Supplied records —
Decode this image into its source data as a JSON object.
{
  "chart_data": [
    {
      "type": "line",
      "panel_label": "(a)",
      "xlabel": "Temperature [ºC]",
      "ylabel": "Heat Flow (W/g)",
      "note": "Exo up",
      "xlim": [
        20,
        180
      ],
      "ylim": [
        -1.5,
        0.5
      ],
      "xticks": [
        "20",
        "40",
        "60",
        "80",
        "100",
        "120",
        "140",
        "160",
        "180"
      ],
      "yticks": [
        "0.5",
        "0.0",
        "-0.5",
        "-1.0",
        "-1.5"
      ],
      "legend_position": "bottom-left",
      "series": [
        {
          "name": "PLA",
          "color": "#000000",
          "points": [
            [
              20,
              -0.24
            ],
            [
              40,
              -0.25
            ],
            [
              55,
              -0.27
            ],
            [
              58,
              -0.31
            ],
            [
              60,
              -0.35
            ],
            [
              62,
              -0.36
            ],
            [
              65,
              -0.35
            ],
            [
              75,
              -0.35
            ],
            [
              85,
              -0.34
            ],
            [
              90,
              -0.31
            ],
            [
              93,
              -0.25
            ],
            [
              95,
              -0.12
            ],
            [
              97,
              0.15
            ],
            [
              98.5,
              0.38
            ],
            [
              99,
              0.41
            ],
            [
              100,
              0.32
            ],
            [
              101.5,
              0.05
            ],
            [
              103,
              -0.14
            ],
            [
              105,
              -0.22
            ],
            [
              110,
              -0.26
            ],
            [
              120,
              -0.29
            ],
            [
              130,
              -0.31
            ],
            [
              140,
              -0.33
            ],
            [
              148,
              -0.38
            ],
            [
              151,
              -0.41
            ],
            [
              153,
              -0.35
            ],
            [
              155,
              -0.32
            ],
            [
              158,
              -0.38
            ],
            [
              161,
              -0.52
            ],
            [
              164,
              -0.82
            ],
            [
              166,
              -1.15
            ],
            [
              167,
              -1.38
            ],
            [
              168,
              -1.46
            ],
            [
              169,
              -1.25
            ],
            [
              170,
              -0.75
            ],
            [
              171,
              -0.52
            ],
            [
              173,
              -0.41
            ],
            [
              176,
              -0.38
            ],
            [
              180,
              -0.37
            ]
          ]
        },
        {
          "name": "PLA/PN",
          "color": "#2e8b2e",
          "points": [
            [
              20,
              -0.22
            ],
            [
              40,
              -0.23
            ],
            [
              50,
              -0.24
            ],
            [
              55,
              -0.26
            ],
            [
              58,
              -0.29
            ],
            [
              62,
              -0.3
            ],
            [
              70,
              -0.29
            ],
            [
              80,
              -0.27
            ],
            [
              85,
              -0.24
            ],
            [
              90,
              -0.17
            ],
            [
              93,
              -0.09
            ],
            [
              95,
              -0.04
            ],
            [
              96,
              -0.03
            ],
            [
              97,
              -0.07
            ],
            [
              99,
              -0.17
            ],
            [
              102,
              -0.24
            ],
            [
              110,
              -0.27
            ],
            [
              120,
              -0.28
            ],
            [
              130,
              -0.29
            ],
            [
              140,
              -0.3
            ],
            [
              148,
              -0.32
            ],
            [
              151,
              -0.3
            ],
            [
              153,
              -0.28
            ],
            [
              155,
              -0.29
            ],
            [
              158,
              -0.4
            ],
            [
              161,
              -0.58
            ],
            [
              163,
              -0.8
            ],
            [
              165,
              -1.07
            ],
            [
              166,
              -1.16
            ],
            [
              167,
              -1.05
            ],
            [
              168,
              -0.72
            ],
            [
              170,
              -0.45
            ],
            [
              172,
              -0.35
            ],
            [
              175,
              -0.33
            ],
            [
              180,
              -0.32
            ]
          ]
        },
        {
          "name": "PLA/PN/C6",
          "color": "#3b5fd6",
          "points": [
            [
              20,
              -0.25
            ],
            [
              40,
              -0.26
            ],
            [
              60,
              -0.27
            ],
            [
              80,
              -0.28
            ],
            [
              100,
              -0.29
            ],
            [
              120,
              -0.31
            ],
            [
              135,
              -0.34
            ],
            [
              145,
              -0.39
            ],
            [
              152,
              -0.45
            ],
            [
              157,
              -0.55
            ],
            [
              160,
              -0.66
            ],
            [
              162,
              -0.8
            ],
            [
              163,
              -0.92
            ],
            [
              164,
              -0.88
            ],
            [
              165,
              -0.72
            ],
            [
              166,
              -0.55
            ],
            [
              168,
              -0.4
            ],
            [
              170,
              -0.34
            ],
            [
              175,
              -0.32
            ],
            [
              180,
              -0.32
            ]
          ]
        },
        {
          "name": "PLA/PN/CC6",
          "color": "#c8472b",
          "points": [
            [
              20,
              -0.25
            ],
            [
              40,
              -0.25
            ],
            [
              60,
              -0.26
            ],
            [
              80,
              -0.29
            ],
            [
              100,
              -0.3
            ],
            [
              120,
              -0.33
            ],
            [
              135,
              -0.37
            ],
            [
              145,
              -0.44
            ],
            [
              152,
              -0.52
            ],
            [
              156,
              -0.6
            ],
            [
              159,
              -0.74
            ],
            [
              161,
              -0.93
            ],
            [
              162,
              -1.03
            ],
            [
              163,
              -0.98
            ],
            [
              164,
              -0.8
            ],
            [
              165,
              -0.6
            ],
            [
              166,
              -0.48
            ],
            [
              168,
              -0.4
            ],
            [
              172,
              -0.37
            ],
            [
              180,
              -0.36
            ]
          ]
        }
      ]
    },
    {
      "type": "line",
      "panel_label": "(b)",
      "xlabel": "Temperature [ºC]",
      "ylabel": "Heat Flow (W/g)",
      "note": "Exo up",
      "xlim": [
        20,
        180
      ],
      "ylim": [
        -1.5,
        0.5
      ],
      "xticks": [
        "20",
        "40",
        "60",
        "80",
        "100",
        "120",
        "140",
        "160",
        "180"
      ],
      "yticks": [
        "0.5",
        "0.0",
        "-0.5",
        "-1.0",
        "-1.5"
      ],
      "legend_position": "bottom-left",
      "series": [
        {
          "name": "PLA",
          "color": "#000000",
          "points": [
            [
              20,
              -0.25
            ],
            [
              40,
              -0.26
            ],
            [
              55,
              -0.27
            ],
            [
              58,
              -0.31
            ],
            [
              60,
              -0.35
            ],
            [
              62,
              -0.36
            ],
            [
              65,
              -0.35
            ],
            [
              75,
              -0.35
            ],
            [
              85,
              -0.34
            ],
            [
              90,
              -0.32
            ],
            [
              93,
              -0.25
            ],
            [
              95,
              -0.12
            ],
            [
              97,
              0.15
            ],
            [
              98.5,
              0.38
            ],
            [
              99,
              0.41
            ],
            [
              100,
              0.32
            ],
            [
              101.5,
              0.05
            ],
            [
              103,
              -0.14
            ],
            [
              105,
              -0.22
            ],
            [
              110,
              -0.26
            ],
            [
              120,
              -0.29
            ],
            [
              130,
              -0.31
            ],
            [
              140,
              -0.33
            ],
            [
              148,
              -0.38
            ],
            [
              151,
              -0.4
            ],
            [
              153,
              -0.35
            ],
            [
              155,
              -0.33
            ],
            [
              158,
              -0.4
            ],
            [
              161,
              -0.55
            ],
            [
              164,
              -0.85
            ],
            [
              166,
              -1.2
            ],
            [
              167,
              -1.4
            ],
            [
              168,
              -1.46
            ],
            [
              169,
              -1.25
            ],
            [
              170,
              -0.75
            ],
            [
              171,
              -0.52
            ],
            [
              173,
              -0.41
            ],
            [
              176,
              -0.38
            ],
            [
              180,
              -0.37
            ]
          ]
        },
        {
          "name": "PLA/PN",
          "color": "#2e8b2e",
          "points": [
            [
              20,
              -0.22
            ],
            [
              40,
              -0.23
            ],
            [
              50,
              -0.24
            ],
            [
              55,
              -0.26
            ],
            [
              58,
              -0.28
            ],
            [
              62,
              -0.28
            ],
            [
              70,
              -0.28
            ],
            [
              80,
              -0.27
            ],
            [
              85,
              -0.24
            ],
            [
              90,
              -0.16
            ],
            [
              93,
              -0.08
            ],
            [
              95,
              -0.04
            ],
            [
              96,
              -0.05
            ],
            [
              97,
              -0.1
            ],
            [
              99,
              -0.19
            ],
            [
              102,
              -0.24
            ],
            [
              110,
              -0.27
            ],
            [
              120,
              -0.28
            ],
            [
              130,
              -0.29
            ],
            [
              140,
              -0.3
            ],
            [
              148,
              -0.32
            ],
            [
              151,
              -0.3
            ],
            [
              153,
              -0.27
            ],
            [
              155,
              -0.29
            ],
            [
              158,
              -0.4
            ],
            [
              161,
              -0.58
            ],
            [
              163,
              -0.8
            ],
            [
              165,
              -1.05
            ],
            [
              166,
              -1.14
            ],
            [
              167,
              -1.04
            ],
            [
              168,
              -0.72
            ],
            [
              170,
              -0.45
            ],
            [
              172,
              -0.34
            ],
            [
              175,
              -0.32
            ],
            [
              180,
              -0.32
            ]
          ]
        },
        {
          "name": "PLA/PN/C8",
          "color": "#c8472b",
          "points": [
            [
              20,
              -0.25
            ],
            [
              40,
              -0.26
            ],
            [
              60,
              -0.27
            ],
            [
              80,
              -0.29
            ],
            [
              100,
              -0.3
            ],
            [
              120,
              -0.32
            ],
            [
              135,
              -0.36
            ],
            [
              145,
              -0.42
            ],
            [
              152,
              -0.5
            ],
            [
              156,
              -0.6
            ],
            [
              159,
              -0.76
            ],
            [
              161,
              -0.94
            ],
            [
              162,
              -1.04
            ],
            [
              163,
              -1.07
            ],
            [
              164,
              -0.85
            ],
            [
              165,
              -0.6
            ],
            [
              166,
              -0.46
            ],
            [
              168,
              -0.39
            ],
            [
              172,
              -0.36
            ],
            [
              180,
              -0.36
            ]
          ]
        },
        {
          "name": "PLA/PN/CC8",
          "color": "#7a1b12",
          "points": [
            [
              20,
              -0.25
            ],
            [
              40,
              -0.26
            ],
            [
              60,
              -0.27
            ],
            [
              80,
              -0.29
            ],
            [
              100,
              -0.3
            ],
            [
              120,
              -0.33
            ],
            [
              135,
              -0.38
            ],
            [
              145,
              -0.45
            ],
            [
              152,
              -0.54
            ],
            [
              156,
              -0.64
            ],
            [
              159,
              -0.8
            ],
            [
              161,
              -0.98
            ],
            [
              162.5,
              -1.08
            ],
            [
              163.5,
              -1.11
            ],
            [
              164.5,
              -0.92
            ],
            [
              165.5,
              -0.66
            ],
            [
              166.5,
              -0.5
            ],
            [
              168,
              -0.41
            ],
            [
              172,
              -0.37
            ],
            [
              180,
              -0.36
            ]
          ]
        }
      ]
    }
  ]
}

Written exercise — Look through the entries and return every line where "name" appears.

Answer below —
          "name": "PLA",
          "name": "PLA/PN",
          "name": "PLA/PN/C6",
          "name": "PLA/PN/CC6",
          "name": "PLA",
          "name": "PLA/PN",
          "name": "PLA/PN/C8",
          "name": "PLA/PN/CC8",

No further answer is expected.